Entries with figure data ::
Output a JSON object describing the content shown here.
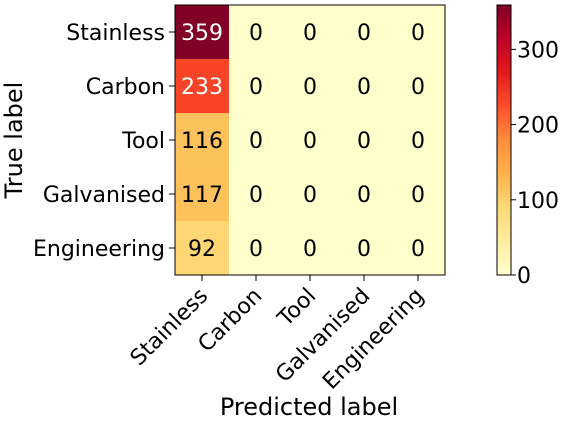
{
  "chart_data": {
    "type": "heatmap",
    "title": "",
    "xlabel": "Predicted label",
    "ylabel": "True label",
    "x_categories": [
      "Stainless",
      "Carbon",
      "Tool",
      "Galvanised",
      "Engineering"
    ],
    "y_categories": [
      "Stainless",
      "Carbon",
      "Tool",
      "Galvanised",
      "Engineering"
    ],
    "matrix": [
      [
        359,
        0,
        0,
        0,
        0
      ],
      [
        233,
        0,
        0,
        0,
        0
      ],
      [
        116,
        0,
        0,
        0,
        0
      ],
      [
        117,
        0,
        0,
        0,
        0
      ],
      [
        92,
        0,
        0,
        0,
        0
      ]
    ],
    "colormap": "YlOrRd",
    "colorbar": {
      "min": 0,
      "max": 359,
      "ticks": [
        0,
        100,
        200,
        300
      ]
    },
    "grid": false
  }
}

Goal ::
Using the records above, output their complete text exactly, minus any images.

The answer ::
Output a JSON object describing the content shown here.
{
  "chart_data": {
    "type": "heatmap",
    "title": "",
    "xlabel": "Predicted label",
    "ylabel": "True label",
    "x_categories": [
      "Stainless",
      "Carbon",
      "Tool",
      "Galvanised",
      "Engineering"
    ],
    "y_categories": [
      "Stainless",
      "Carbon",
      "Tool",
      "Galvanised",
      "Engineering"
    ],
    "matrix": [
      [
        359,
        0,
        0,
        0,
        0
      ],
      [
        233,
        0,
        0,
        0,
        0
      ],
      [
        116,
        0,
        0,
        0,
        0
      ],
      [
        117,
        0,
        0,
        0,
        0
      ],
      [
        92,
        0,
        0,
        0,
        0
      ]
    ],
    "colormap": "YlOrRd",
    "colorbar": {
      "min": 0,
      "max": 359,
      "ticks": [
        0,
        100,
        200,
        300
      ]
    },
    "grid": false
  }
}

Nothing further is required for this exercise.